-- Stored records --
= = = = =
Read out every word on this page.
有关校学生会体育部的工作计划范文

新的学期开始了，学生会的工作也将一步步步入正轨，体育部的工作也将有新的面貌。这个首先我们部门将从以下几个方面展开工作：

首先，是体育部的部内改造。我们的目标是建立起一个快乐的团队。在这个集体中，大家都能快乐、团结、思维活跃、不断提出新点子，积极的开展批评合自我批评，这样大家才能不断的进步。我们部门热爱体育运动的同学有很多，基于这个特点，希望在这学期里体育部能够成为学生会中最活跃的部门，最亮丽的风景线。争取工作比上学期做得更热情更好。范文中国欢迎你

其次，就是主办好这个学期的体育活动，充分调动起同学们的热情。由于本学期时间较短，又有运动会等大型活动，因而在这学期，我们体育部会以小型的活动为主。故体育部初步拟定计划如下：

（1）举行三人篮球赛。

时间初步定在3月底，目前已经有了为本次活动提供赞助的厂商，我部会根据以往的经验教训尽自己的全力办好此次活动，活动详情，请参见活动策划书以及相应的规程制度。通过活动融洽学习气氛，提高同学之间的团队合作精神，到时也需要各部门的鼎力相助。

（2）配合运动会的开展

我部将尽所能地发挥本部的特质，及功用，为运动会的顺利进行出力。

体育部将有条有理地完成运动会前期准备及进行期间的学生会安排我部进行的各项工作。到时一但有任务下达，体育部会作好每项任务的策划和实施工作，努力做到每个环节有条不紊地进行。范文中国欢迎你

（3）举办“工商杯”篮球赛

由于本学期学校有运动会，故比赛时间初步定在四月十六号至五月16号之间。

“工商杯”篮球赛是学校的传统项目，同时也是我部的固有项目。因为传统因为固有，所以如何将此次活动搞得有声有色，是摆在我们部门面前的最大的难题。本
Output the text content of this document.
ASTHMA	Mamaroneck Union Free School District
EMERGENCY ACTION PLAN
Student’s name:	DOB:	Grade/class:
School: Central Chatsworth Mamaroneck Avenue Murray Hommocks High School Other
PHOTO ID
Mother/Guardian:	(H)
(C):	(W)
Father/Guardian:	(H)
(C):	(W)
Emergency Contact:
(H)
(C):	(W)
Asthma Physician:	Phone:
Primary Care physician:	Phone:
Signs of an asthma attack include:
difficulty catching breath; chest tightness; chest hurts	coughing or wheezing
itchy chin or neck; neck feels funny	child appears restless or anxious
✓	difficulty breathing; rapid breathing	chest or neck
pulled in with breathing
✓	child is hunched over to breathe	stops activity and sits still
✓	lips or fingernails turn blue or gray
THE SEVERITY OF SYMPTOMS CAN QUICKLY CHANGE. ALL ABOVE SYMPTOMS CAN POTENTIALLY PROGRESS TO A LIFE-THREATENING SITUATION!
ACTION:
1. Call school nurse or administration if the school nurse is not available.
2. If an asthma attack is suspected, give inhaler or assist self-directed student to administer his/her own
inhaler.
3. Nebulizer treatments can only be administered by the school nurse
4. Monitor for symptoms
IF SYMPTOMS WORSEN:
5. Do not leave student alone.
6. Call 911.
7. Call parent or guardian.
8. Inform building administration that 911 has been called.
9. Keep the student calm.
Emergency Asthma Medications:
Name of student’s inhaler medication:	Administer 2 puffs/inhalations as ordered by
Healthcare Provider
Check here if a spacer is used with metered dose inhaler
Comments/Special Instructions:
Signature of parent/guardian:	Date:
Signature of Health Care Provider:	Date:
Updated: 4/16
= = = = =
-- Exercise details --
Transcribe the records above exactly, but only from the line that contains "Output the text content of this document." through their final line, inclusive.

-- In response --
Output the text content of this document.
ASTHMA	Mamaroneck Union Free School District
EMERGENCY ACTION PLAN
Student’s name:	DOB:	Grade/class:
School: Central Chatsworth Mamaroneck Avenue Murray Hommocks High School Other
PHOTO ID
Mother/Guardian:	(H)
(C):	(W)
Father/Guardian:	(H)
(C):	(W)
Emergency Contact:
(H)
(C):	(W)
Asthma Physician:	Phone:
Primary Care physician:	Phone:
Signs of an asthma attack include:
difficulty catching breath; chest tightness; chest hurts	coughing or wheezing
itchy chin or neck; neck feels funny	child appears restless or anxious
✓	difficulty breathing; rapid breathing	chest or neck
pulled in with breathing
✓	child is hunched over to breathe	stops activity and sits still
✓	lips or fingernails turn blue or gray
THE SEVERITY OF SYMPTOMS CAN QUICKLY CHANGE. ALL ABOVE SYMPTOMS CAN POTENTIALLY PROGRESS TO A LIFE-THREATENING SITUATION!
ACTION:
1. Call school nurse or administration if the school nurse is not available.
2. If an asthma attack is suspected, give inhaler or assist self-directed student to administer his/her own
inhaler.
3. Nebulizer treatments can only be administered by the school nurse
4. Monitor for symptoms
IF SYMPTOMS WORSEN:
5. Do not leave student alone.
6. Call 911.
7. Call parent or guardian.
8. Inform building administration that 911 has been called.
9. Keep the student calm.
Emergency Asthma Medications:
Name of student’s inhaler medication:	Administer 2 puffs/inhalations as ordered by
Healthcare Provider
Check here if a spacer is used with metered dose inhaler
Comments/Special Instructions:
Signature of parent/guardian:	Date:
Signature of Health Care Provider:	Date:
Updated: 4/16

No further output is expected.